-- START OF Information supplied --
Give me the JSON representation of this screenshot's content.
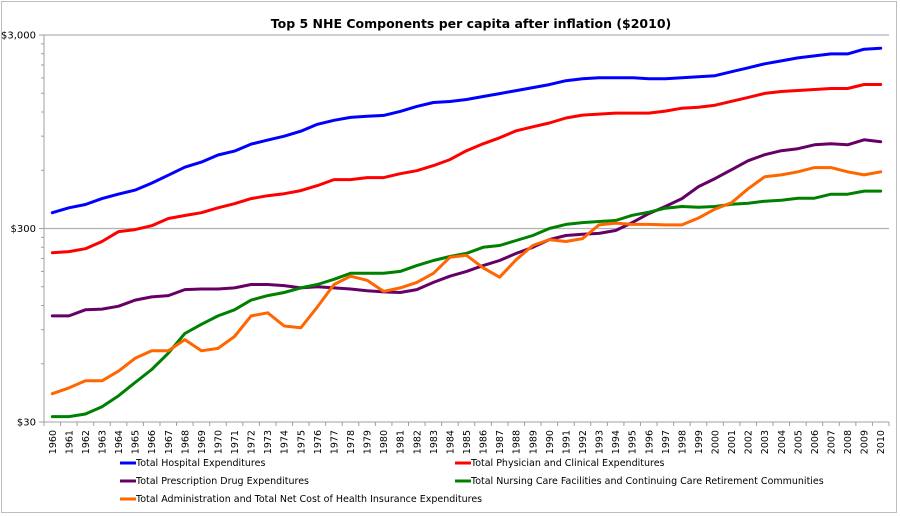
{
  "chart_data": {
    "type": "line",
    "title": "Top 5 NHE Components per capita after inflation ($2010)",
    "xlabel": "",
    "ylabel": "",
    "yscale": "log",
    "ylim": [
      30,
      3000
    ],
    "yticks": [
      {
        "value": 3000,
        "label": "$3,000"
      },
      {
        "value": 300,
        "label": "$300"
      },
      {
        "value": 30,
        "label": "$30"
      }
    ],
    "grid": "major horizontal",
    "legend_position": "bottom",
    "x": [
      1960,
      1961,
      1962,
      1963,
      1964,
      1965,
      1966,
      1967,
      1968,
      1969,
      1970,
      1971,
      1972,
      1973,
      1974,
      1975,
      1976,
      1977,
      1978,
      1979,
      1980,
      1981,
      1982,
      1983,
      1984,
      1985,
      1986,
      1987,
      1988,
      1989,
      1990,
      1991,
      1992,
      1993,
      1994,
      1995,
      1996,
      1997,
      1998,
      1999,
      2000,
      2001,
      2002,
      2003,
      2004,
      2005,
      2006,
      2007,
      2008,
      2009,
      2010
    ],
    "series": [
      {
        "name": "Total Hospital Expenditures",
        "color": "#0000ff",
        "values": [
          362,
          384,
          399,
          428,
          452,
          474,
          515,
          566,
          622,
          661,
          719,
          754,
          819,
          859,
          900,
          955,
          1037,
          1087,
          1126,
          1140,
          1153,
          1209,
          1282,
          1344,
          1360,
          1393,
          1443,
          1494,
          1548,
          1604,
          1662,
          1742,
          1784,
          1805,
          1805,
          1805,
          1784,
          1784,
          1805,
          1827,
          1849,
          1938,
          2031,
          2129,
          2205,
          2284,
          2340,
          2397,
          2397,
          2534,
          2564
        ]
      },
      {
        "name": "Total Physician and Clinical Expenditures",
        "color": "#ff0000",
        "values": [
          225,
          228,
          236,
          257,
          289,
          296,
          310,
          338,
          350,
          362,
          384,
          403,
          428,
          443,
          454,
          471,
          500,
          537,
          537,
          550,
          550,
          576,
          597,
          634,
          681,
          757,
          822,
          883,
          960,
          1006,
          1053,
          1117,
          1157,
          1171,
          1185,
          1185,
          1185,
          1213,
          1256,
          1271,
          1301,
          1363,
          1428,
          1497,
          1532,
          1550,
          1569,
          1588,
          1588,
          1664,
          1664
        ]
      },
      {
        "name": "Total Prescription Drug Expenditures",
        "color": "#660066",
        "values": [
          106,
          106,
          114,
          115,
          119,
          128,
          133,
          135,
          145,
          146,
          146,
          148,
          154,
          154,
          152,
          148,
          150,
          148,
          146,
          143,
          141,
          140,
          145,
          158,
          170,
          180,
          193,
          205,
          223,
          240,
          263,
          276,
          280,
          283,
          293,
          322,
          358,
          390,
          428,
          494,
          543,
          604,
          672,
          722,
          757,
          775,
          812,
          822,
          812,
          862,
          842
        ]
      },
      {
        "name": "Total Nursing Care Facilities and Continuing Care Retirement Communities",
        "color": "#008000",
        "values": [
          32,
          32,
          33,
          36,
          41,
          48,
          56,
          68,
          86,
          96,
          106,
          114,
          128,
          135,
          140,
          148,
          154,
          164,
          176,
          176,
          176,
          180,
          193,
          205,
          215,
          223,
          240,
          245,
          260,
          276,
          300,
          315,
          322,
          326,
          330,
          351,
          364,
          382,
          390,
          386,
          390,
          400,
          405,
          415,
          420,
          430,
          430,
          451,
          451,
          468,
          468
        ]
      },
      {
        "name": "Total Administration and Total Net Cost of Health Insurance Expenditures",
        "color": "#ff6600",
        "values": [
          42,
          45,
          49,
          49,
          55,
          64,
          70,
          70,
          80,
          70,
          72,
          83,
          106,
          110,
          94,
          92,
          118,
          154,
          170,
          162,
          142,
          148,
          158,
          176,
          213,
          218,
          188,
          168,
          207,
          245,
          263,
          257,
          266,
          313,
          320,
          315,
          315,
          313,
          313,
          340,
          378,
          408,
          482,
          555,
          568,
          589,
          619,
          619,
          589,
          568,
          589
        ]
      }
    ]
  }
}
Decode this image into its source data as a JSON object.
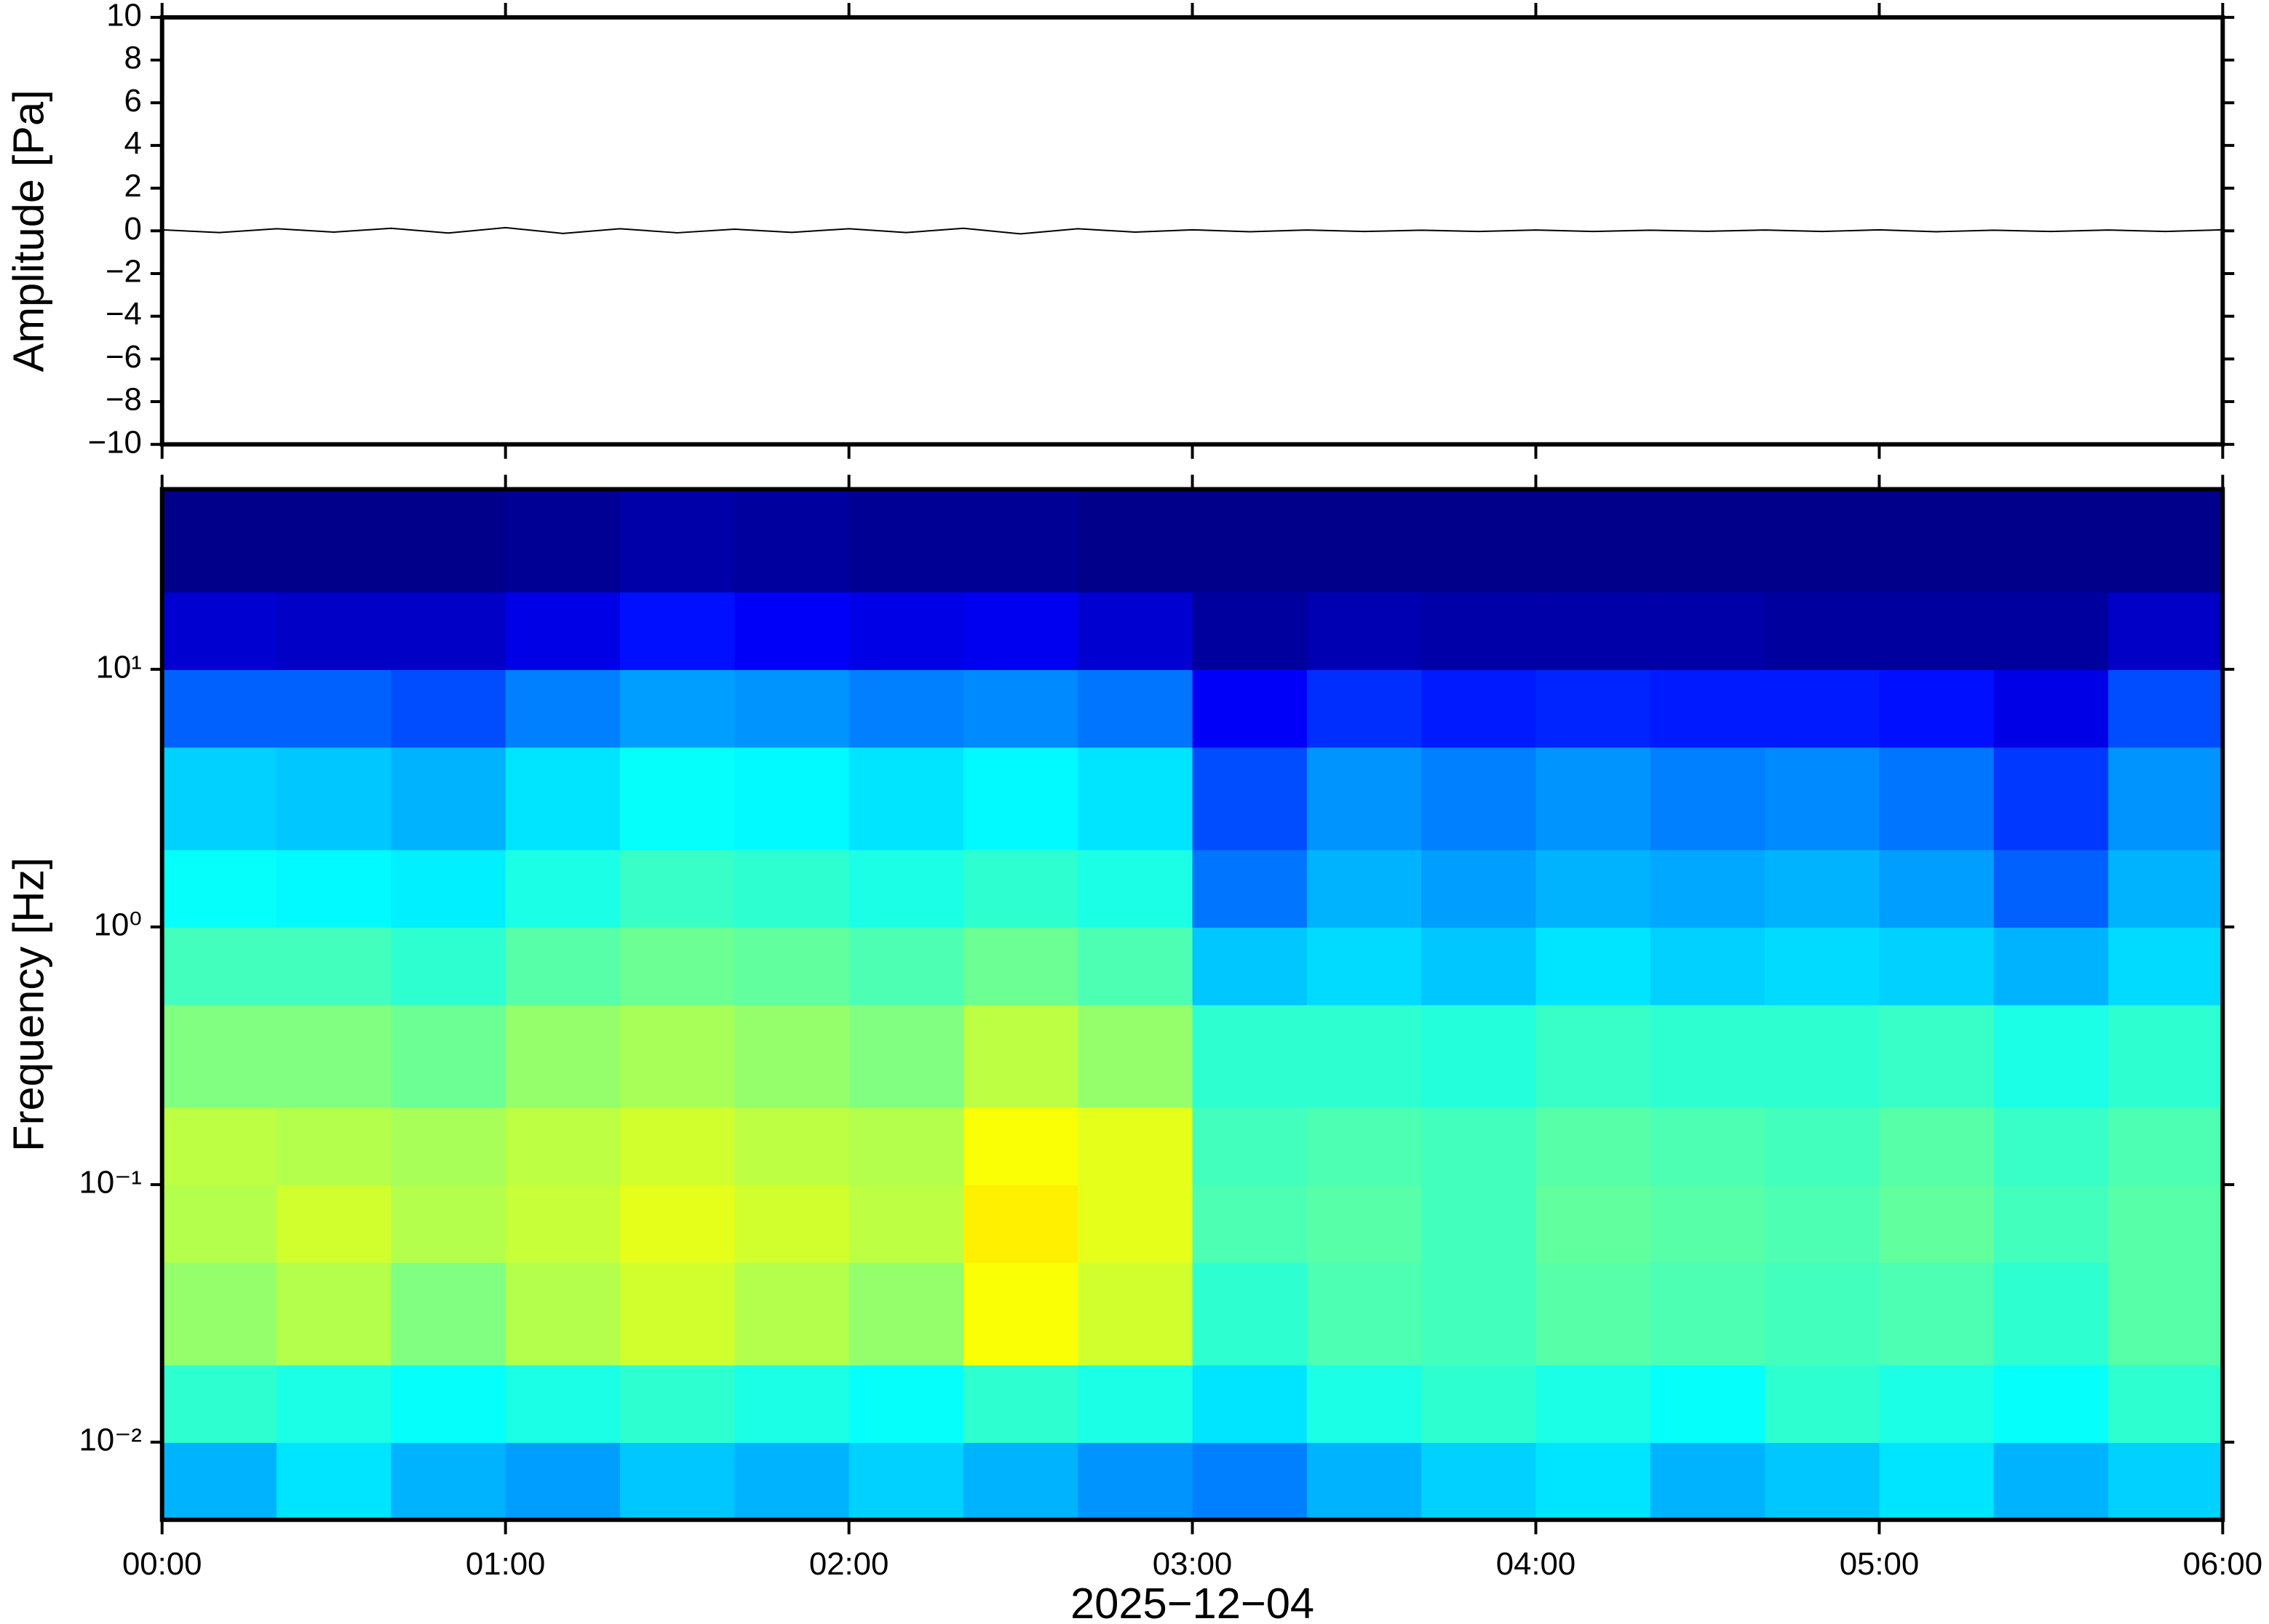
-- END OF Information supplied --
- _Direction_: Exactly reproduce the entries above, minus the pictures.

- _The output_:
Give me the JSON representation of this screenshot's content.
{
  "chart_data": {
    "type": "line",
    "title": "Top 5 NHE Components per capita after inflation ($2010)",
    "xlabel": "",
    "ylabel": "",
    "yscale": "log",
    "ylim": [
      30,
      3000
    ],
    "yticks": [
      {
        "value": 3000,
        "label": "$3,000"
      },
      {
        "value": 300,
        "label": "$300"
      },
      {
        "value": 30,
        "label": "$30"
      }
    ],
    "grid": "major horizontal",
    "legend_position": "bottom",
    "x": [
      1960,
      1961,
      1962,
      1963,
      1964,
      1965,
      1966,
      1967,
      1968,
      1969,
      1970,
      1971,
      1972,
      1973,
      1974,
      1975,
      1976,
      1977,
      1978,
      1979,
      1980,
      1981,
      1982,
      1983,
      1984,
      1985,
      1986,
      1987,
      1988,
      1989,
      1990,
      1991,
      1992,
      1993,
      1994,
      1995,
      1996,
      1997,
      1998,
      1999,
      2000,
      2001,
      2002,
      2003,
      2004,
      2005,
      2006,
      2007,
      2008,
      2009,
      2010
    ],
    "series": [
      {
        "name": "Total Hospital Expenditures",
        "color": "#0000ff",
        "values": [
          362,
          384,
          399,
          428,
          452,
          474,
          515,
          566,
          622,
          661,
          719,
          754,
          819,
          859,
          900,
          955,
          1037,
          1087,
          1126,
          1140,
          1153,
          1209,
          1282,
          1344,
          1360,
          1393,
          1443,
          1494,
          1548,
          1604,
          1662,
          1742,
          1784,
          1805,
          1805,
          1805,
          1784,
          1784,
          1805,
          1827,
          1849,
          1938,
          2031,
          2129,
          2205,
          2284,
          2340,
          2397,
          2397,
          2534,
          2564
        ]
      },
      {
        "name": "Total Physician and Clinical Expenditures",
        "color": "#ff0000",
        "values": [
          225,
          228,
          236,
          257,
          289,
          296,
          310,
          338,
          350,
          362,
          384,
          403,
          428,
          443,
          454,
          471,
          500,
          537,
          537,
          550,
          550,
          576,
          597,
          634,
          681,
          757,
          822,
          883,
          960,
          1006,
          1053,
          1117,
          1157,
          1171,
          1185,
          1185,
          1185,
          1213,
          1256,
          1271,
          1301,
          1363,
          1428,
          1497,
          1532,
          1550,
          1569,
          1588,
          1588,
          1664,
          1664
        ]
      },
      {
        "name": "Total Prescription Drug Expenditures",
        "color": "#660066",
        "values": [
          106,
          106,
          114,
          115,
          119,
          128,
          133,
          135,
          145,
          146,
          146,
          148,
          154,
          154,
          152,
          148,
          150,
          148,
          146,
          143,
          141,
          140,
          145,
          158,
          170,
          180,
          193,
          205,
          223,
          240,
          263,
          276,
          280,
          283,
          293,
          322,
          358,
          390,
          428,
          494,
          543,
          604,
          672,
          722,
          757,
          775,
          812,
          822,
          812,
          862,
          842
        ]
      },
      {
        "name": "Total Nursing Care Facilities and Continuing Care Retirement Communities",
        "color": "#008000",
        "values": [
          32,
          32,
          33,
          36,
          41,
          48,
          56,
          68,
          86,
          96,
          106,
          114,
          128,
          135,
          140,
          148,
          154,
          164,
          176,
          176,
          176,
          180,
          193,
          205,
          215,
          223,
          240,
          245,
          260,
          276,
          300,
          315,
          322,
          326,
          330,
          351,
          364,
          382,
          390,
          386,
          390,
          400,
          405,
          415,
          420,
          430,
          430,
          451,
          451,
          468,
          468
        ]
      },
      {
        "name": "Total Administration and Total Net Cost of Health Insurance Expenditures",
        "color": "#ff6600",
        "values": [
          42,
          45,
          49,
          49,
          55,
          64,
          70,
          70,
          80,
          70,
          72,
          83,
          106,
          110,
          94,
          92,
          118,
          154,
          170,
          162,
          142,
          148,
          158,
          176,
          213,
          218,
          188,
          168,
          207,
          245,
          263,
          257,
          266,
          313,
          320,
          315,
          315,
          313,
          313,
          340,
          378,
          408,
          482,
          555,
          568,
          589,
          619,
          619,
          589,
          568,
          589
        ]
      }
    ]
  }
}
Decode this image into its source data as a JSON object.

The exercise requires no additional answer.